Directive: Your task is to copy the material exactly.

Dataset content:
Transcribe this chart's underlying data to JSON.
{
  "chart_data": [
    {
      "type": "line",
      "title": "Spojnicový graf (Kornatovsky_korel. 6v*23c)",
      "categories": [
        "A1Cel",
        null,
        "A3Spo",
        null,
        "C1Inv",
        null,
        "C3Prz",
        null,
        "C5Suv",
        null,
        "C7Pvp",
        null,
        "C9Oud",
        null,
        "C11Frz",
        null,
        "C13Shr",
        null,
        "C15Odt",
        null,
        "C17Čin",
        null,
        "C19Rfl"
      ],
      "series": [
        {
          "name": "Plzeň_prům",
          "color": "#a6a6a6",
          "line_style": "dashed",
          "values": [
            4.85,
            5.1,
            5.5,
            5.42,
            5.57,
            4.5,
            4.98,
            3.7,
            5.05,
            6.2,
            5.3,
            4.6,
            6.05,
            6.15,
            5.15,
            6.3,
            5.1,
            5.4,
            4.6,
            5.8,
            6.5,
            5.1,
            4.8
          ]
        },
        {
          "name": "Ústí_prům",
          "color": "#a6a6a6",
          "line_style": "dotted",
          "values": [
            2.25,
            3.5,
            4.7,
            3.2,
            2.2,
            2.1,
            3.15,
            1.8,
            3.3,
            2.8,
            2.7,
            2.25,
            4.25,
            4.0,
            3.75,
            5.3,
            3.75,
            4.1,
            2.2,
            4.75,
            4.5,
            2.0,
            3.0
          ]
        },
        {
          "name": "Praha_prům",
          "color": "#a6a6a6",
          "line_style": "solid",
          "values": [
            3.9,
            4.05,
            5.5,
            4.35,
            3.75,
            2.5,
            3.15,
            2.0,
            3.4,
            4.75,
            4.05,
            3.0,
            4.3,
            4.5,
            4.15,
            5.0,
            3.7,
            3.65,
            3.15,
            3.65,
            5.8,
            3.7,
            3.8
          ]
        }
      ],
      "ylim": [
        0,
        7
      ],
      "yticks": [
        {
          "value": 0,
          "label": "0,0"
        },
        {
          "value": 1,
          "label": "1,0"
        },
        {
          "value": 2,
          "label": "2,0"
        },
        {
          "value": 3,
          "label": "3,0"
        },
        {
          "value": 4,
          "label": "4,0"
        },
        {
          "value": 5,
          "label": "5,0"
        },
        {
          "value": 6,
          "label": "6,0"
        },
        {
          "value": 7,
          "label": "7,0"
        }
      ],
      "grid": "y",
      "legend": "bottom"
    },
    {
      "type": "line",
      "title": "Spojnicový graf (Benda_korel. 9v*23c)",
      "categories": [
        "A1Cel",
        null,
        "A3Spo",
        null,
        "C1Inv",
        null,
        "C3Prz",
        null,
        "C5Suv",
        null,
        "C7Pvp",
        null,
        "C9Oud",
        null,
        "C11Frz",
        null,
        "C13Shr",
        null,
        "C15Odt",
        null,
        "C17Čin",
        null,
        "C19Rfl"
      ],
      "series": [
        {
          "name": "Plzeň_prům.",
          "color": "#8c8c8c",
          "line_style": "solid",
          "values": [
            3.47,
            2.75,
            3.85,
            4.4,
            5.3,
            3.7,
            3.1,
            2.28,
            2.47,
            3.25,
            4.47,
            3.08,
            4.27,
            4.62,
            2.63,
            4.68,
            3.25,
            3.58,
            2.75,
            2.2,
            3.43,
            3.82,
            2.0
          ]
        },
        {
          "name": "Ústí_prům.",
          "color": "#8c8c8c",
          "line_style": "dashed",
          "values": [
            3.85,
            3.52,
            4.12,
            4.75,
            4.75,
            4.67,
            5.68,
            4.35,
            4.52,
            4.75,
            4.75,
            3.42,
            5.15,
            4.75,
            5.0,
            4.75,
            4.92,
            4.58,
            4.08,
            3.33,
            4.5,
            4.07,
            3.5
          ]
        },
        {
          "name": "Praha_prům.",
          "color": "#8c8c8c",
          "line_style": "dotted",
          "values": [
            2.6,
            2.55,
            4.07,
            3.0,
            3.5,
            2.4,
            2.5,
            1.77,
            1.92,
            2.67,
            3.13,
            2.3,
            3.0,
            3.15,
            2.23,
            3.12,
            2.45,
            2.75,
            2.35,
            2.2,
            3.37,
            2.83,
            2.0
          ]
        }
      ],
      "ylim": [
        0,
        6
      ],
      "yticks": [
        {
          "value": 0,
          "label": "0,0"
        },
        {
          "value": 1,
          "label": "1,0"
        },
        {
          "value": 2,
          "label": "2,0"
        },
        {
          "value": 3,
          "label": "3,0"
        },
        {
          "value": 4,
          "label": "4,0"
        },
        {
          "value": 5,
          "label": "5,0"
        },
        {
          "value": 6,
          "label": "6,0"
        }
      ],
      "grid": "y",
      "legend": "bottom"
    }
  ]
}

The output:
Transcribe this chart's underlying data to JSON.
{
  "chart_data": [
    {
      "type": "line",
      "title": "Spojnicový graf (Kornatovsky_korel. 6v*23c)",
      "categories": [
        "A1Cel",
        null,
        "A3Spo",
        null,
        "C1Inv",
        null,
        "C3Prz",
        null,
        "C5Suv",
        null,
        "C7Pvp",
        null,
        "C9Oud",
        null,
        "C11Frz",
        null,
        "C13Shr",
        null,
        "C15Odt",
        null,
        "C17Čin",
        null,
        "C19Rfl"
      ],
      "series": [
        {
          "name": "Plzeň_prům",
          "color": "#a6a6a6",
          "line_style": "dashed",
          "values": [
            4.85,
            5.1,
            5.5,
            5.42,
            5.57,
            4.5,
            4.98,
            3.7,
            5.05,
            6.2,
            5.3,
            4.6,
            6.05,
            6.15,
            5.15,
            6.3,
            5.1,
            5.4,
            4.6,
            5.8,
            6.5,
            5.1,
            4.8
          ]
        },
        {
          "name": "Ústí_prům",
          "color": "#a6a6a6",
          "line_style": "dotted",
          "values": [
            2.25,
            3.5,
            4.7,
            3.2,
            2.2,
            2.1,
            3.15,
            1.8,
            3.3,
            2.8,
            2.7,
            2.25,
            4.25,
            4.0,
            3.75,
            5.3,
            3.75,
            4.1,
            2.2,
            4.75,
            4.5,
            2.0,
            3.0
          ]
        },
        {
          "name": "Praha_prům",
          "color": "#a6a6a6",
          "line_style": "solid",
          "values": [
            3.9,
            4.05,
            5.5,
            4.35,
            3.75,
            2.5,
            3.15,
            2.0,
            3.4,
            4.75,
            4.05,
            3.0,
            4.3,
            4.5,
            4.15,
            5.0,
            3.7,
            3.65,
            3.15,
            3.65,
            5.8,
            3.7,
            3.8
          ]
        }
      ],
      "ylim": [
        0,
        7
      ],
      "yticks": [
        {
          "value": 0,
          "label": "0,0"
        },
        {
          "value": 1,
          "label": "1,0"
        },
        {
          "value": 2,
          "label": "2,0"
        },
        {
          "value": 3,
          "label": "3,0"
        },
        {
          "value": 4,
          "label": "4,0"
        },
        {
          "value": 5,
          "label": "5,0"
        },
        {
          "value": 6,
          "label": "6,0"
        },
        {
          "value": 7,
          "label": "7,0"
        }
      ],
      "grid": "y",
      "legend": "bottom"
    },
    {
      "type": "line",
      "title": "Spojnicový graf (Benda_korel. 9v*23c)",
      "categories": [
        "A1Cel",
        null,
        "A3Spo",
        null,
        "C1Inv",
        null,
        "C3Prz",
        null,
        "C5Suv",
        null,
        "C7Pvp",
        null,
        "C9Oud",
        null,
        "C11Frz",
        null,
        "C13Shr",
        null,
        "C15Odt",
        null,
        "C17Čin",
        null,
        "C19Rfl"
      ],
      "series": [
        {
          "name": "Plzeň_prům.",
          "color": "#8c8c8c",
          "line_style": "solid",
          "values": [
            3.47,
            2.75,
            3.85,
            4.4,
            5.3,
            3.7,
            3.1,
            2.28,
            2.47,
            3.25,
            4.47,
            3.08,
            4.27,
            4.62,
            2.63,
            4.68,
            3.25,
            3.58,
            2.75,
            2.2,
            3.43,
            3.82,
            2.0
          ]
        },
        {
          "name": "Ústí_prům.",
          "color": "#8c8c8c",
          "line_style": "dashed",
          "values": [
            3.85,
            3.52,
            4.12,
            4.75,
            4.75,
            4.67,
            5.68,
            4.35,
            4.52,
            4.75,
            4.75,
            3.42,
            5.15,
            4.75,
            5.0,
            4.75,
            4.92,
            4.58,
            4.08,
            3.33,
            4.5,
            4.07,
            3.5
          ]
        },
        {
          "name": "Praha_prům.",
          "color": "#8c8c8c",
          "line_style": "dotted",
          "values": [
            2.6,
            2.55,
            4.07,
            3.0,
            3.5,
            2.4,
            2.5,
            1.77,
            1.92,
            2.67,
            3.13,
            2.3,
            3.0,
            3.15,
            2.23,
            3.12,
            2.45,
            2.75,
            2.35,
            2.2,
            3.37,
            2.83,
            2.0
          ]
        }
      ],
      "ylim": [
        0,
        6
      ],
      "yticks": [
        {
          "value": 0,
          "label": "0,0"
        },
        {
          "value": 1,
          "label": "1,0"
        },
        {
          "value": 2,
          "label": "2,0"
        },
        {
          "value": 3,
          "label": "3,0"
        },
        {
          "value": 4,
          "label": "4,0"
        },
        {
          "value": 5,
          "label": "5,0"
        },
        {
          "value": 6,
          "label": "6,0"
        }
      ],
      "grid": "y",
      "legend": "bottom"
    }
  ]
}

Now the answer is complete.